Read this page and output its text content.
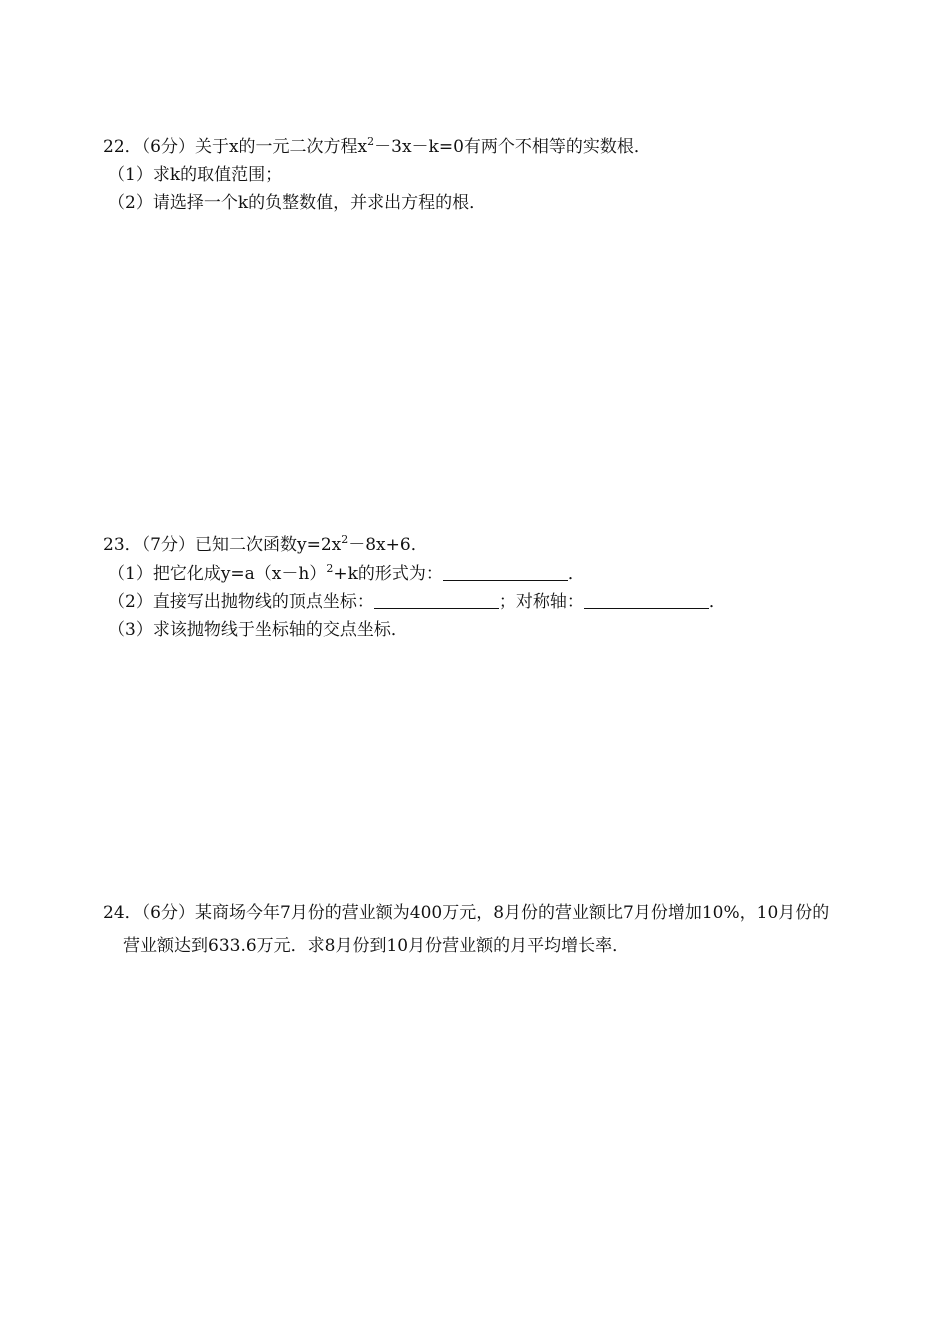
22．（6分）关于x的一元二次方程$x^2-3x-k=0$有两个不相等的实数根．
（1）求k的取值范围；
（2）请选择一个k的负整数值，并求出方程的根．
23．（7分）已知二次函数$y=2x^2-8x+6$．
（1）把它化成$y=a(x-h)^2+k$的形式为：	．
（2）直接写出抛物线的顶点坐标：	；对称轴：	．
（3）求该抛物线于坐标轴的交点坐标．
24．（6分）某商场今年7月份的营业额为400万元，8月份的营业额比7月份增加10%，10月份的
营业额达到633.6万元．求8月份到10月份营业额的月平均增长率．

######

- [Stated exercise]:
Transcribe the whole listing exactly. Pictures stay out of your copy.

- [Exercise result]:
Read this page and output its text content.
22．（6分）关于x的一元二次方程$x^2-3x-k=0$有两个不相等的实数根．
（1）求k的取值范围；
（2）请选择一个k的负整数值，并求出方程的根．
23．（7分）已知二次函数$y=2x^2-8x+6$．
（1）把它化成$y=a(x-h)^2+k$的形式为：	．
（2）直接写出抛物线的顶点坐标：	；对称轴：	．
（3）求该抛物线于坐标轴的交点坐标．
24．（6分）某商场今年7月份的营业额为400万元，8月份的营业额比7月份增加10%，10月份的
营业额达到633.6万元．求8月份到10月份营业额的月平均增长率．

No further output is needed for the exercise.